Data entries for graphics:
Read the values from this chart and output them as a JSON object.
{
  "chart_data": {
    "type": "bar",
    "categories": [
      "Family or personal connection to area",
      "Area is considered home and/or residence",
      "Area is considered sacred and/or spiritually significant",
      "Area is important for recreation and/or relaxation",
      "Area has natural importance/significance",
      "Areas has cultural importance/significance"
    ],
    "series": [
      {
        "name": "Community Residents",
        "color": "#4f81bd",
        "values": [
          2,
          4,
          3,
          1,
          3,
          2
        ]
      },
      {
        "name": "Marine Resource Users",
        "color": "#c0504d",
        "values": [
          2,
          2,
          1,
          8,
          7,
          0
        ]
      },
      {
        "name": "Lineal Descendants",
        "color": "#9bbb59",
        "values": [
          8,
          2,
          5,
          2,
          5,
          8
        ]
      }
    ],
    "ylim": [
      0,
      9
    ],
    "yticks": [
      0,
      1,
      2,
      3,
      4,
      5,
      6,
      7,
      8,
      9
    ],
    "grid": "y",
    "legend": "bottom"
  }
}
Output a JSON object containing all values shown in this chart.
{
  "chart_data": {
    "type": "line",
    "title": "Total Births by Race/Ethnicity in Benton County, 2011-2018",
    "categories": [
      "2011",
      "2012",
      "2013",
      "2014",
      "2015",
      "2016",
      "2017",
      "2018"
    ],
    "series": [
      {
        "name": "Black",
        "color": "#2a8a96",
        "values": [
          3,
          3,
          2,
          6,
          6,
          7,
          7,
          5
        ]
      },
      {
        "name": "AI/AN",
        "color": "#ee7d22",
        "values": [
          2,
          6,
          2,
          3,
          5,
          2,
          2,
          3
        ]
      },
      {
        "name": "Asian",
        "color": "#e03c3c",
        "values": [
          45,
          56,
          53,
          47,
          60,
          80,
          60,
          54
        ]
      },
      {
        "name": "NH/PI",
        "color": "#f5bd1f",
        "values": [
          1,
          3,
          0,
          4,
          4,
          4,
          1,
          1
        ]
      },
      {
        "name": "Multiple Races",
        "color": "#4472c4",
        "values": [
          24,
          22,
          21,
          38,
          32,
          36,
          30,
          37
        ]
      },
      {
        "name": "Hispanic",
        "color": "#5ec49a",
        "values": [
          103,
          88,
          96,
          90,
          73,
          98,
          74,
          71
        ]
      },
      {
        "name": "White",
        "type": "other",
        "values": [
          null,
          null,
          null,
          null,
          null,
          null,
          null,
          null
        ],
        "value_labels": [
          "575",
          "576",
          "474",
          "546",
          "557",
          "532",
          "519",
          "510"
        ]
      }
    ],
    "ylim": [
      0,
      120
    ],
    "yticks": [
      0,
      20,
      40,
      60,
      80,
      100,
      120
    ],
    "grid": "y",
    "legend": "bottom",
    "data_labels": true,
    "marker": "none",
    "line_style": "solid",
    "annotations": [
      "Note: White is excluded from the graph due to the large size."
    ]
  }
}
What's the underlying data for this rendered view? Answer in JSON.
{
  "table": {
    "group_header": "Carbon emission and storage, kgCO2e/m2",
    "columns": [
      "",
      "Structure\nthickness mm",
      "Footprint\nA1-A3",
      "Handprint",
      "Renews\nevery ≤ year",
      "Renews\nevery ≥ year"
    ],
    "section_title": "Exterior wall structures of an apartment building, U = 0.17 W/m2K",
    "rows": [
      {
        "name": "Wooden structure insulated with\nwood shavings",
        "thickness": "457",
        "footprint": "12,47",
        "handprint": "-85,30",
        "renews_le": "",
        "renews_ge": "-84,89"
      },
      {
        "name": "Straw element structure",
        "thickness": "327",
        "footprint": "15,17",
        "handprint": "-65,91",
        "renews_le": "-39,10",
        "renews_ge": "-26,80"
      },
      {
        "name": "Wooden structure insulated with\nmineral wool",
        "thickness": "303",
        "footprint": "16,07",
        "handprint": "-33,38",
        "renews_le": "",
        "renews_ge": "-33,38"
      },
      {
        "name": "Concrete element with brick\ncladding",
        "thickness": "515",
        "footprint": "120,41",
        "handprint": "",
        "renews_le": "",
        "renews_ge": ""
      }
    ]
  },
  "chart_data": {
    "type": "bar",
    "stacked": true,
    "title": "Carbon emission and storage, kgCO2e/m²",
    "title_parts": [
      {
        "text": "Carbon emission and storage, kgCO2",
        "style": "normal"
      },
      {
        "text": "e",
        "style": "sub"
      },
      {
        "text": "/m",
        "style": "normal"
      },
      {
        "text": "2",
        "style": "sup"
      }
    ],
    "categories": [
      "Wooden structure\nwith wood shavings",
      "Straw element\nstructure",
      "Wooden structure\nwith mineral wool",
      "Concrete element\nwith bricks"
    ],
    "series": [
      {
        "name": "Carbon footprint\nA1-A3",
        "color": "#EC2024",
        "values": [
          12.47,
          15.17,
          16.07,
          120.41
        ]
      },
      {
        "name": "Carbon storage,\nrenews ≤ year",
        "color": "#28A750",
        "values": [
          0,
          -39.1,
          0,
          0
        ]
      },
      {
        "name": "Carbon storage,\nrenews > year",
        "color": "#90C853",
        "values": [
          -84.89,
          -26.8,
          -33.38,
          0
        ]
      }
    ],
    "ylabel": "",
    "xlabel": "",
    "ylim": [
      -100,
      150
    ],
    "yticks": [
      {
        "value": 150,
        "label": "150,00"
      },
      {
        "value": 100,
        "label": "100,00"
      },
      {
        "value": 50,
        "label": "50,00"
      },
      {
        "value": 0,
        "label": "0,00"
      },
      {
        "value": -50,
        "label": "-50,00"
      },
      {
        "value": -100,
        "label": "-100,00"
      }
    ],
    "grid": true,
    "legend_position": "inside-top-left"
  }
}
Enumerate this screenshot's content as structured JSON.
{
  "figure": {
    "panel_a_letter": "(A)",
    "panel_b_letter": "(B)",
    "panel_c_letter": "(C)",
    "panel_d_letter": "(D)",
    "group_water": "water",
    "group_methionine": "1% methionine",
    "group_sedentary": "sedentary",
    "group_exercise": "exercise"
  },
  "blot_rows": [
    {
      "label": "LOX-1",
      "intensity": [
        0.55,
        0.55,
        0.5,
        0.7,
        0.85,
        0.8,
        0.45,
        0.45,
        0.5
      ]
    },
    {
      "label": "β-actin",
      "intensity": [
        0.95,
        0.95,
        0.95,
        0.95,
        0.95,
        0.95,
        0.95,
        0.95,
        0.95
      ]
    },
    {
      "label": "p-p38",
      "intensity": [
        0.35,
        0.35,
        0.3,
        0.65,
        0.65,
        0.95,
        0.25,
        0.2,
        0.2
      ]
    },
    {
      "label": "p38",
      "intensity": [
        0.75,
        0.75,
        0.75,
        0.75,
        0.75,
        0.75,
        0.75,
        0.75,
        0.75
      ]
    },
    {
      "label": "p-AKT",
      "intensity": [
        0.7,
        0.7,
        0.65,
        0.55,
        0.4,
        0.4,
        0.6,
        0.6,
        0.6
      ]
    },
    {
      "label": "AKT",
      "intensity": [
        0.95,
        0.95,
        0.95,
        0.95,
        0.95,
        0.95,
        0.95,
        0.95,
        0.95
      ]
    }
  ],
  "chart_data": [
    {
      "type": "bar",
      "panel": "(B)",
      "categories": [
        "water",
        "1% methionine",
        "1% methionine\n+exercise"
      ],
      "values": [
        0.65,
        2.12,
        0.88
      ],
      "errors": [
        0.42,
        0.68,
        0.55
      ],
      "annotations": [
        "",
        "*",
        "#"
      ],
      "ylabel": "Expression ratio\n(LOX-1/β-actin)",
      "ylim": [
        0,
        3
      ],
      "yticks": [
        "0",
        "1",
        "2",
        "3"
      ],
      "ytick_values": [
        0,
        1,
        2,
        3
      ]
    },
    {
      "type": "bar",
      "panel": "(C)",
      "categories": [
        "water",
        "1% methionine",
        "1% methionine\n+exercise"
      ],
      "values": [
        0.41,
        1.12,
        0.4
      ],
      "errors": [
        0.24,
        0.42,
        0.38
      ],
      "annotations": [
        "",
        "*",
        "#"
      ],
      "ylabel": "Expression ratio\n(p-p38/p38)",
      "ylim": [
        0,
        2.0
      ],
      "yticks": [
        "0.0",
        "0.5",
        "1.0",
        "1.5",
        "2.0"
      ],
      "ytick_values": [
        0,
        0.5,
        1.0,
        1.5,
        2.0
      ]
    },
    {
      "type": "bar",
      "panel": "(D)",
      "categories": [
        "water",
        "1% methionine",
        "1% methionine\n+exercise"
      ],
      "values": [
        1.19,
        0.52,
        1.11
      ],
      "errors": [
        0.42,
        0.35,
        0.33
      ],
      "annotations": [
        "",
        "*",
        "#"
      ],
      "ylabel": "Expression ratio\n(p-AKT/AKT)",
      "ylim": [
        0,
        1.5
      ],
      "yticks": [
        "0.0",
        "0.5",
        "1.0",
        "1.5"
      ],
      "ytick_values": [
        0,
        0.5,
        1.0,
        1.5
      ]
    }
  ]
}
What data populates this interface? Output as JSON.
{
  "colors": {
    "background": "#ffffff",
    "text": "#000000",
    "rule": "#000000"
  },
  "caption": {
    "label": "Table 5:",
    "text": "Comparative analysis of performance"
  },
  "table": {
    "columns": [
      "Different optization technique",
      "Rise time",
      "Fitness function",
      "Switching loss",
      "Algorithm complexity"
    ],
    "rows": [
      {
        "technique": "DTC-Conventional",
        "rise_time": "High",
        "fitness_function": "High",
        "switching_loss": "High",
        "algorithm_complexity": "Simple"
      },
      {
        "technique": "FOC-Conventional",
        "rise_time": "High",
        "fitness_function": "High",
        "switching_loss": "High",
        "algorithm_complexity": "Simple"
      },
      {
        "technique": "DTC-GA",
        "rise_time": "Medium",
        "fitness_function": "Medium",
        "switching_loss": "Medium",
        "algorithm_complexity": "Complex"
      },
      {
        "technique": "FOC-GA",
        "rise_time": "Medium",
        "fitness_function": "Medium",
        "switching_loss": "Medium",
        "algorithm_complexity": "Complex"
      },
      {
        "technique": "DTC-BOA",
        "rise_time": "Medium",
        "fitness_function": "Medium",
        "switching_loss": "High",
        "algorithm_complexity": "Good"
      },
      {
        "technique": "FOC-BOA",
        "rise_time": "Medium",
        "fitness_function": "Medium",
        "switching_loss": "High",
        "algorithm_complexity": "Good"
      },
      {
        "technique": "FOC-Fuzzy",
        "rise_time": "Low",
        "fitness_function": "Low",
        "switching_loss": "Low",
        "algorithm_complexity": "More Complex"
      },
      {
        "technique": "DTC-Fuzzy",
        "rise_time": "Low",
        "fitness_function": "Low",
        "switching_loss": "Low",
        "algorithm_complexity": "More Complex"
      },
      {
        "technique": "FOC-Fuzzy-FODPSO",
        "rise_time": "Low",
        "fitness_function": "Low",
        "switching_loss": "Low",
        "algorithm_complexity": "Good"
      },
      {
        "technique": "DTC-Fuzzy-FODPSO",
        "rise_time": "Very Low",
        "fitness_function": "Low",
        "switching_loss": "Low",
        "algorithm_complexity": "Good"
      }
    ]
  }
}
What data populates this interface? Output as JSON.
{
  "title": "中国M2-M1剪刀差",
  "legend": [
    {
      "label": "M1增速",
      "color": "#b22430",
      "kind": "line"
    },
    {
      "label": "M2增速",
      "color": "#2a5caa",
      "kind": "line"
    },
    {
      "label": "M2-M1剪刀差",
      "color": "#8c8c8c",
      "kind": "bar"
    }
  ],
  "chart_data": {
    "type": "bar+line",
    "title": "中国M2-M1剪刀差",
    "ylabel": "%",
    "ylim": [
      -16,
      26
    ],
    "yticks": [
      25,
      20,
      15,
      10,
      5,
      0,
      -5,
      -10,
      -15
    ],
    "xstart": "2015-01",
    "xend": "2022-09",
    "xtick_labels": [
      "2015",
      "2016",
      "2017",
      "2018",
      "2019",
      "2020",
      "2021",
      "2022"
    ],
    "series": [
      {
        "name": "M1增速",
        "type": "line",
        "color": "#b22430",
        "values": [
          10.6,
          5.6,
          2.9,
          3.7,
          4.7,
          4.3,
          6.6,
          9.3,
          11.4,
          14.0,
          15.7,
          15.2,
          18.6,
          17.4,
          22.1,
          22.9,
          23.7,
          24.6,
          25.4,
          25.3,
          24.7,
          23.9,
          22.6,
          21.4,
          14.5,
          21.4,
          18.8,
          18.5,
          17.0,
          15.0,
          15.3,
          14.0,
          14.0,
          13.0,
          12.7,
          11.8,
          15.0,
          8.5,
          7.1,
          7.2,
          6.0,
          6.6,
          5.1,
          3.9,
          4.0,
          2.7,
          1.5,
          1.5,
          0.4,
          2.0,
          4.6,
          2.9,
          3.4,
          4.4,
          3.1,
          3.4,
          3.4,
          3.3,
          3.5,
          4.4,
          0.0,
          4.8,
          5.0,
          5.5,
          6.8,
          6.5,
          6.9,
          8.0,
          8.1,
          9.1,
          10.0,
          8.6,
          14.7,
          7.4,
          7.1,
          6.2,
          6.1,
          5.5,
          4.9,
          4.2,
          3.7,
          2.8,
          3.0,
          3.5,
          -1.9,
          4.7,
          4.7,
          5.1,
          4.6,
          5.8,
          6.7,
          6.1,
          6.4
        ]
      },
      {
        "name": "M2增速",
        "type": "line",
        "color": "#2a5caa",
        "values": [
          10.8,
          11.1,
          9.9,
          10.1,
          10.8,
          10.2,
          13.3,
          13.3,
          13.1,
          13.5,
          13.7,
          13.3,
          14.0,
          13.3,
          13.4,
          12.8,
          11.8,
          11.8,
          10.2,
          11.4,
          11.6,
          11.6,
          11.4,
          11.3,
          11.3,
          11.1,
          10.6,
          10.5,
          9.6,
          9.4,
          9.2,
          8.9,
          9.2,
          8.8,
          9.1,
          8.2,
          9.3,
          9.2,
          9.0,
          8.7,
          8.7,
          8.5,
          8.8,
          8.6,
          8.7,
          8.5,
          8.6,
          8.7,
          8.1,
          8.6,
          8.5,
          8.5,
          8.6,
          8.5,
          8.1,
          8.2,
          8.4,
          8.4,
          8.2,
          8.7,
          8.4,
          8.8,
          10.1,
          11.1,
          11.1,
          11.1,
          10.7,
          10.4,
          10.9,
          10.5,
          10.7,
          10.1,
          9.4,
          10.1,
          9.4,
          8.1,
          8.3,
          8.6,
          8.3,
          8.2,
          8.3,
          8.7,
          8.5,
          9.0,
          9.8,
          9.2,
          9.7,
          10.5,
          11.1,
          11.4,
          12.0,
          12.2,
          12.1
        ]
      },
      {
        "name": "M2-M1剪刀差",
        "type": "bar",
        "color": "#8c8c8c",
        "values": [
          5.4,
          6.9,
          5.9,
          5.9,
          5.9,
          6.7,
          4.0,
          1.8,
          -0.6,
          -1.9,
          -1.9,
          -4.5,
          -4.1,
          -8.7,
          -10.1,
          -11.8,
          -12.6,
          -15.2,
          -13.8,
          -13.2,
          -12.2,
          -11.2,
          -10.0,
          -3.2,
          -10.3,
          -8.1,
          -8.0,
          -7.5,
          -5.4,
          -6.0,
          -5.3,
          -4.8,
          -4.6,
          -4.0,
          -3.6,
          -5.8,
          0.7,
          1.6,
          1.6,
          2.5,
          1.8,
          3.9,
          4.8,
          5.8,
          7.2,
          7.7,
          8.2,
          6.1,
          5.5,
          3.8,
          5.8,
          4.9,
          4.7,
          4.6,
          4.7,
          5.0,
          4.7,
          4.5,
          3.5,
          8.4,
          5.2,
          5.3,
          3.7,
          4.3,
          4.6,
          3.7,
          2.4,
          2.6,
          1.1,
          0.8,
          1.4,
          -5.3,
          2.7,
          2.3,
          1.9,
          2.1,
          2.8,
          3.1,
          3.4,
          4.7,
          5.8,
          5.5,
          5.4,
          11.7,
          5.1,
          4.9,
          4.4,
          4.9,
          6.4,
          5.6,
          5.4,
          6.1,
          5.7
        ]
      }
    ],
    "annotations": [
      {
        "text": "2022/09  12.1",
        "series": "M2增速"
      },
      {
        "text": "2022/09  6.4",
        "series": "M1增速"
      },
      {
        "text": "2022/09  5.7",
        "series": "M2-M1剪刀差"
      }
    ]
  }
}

### Problem requirements
All lines that include "nwith" are to be gathered and copied.

### Result of this exercise
      "Wooden structure\nwith wood shavings",
      "Wooden structure\nwith mineral wool",
      "Concrete element\nwith bricks"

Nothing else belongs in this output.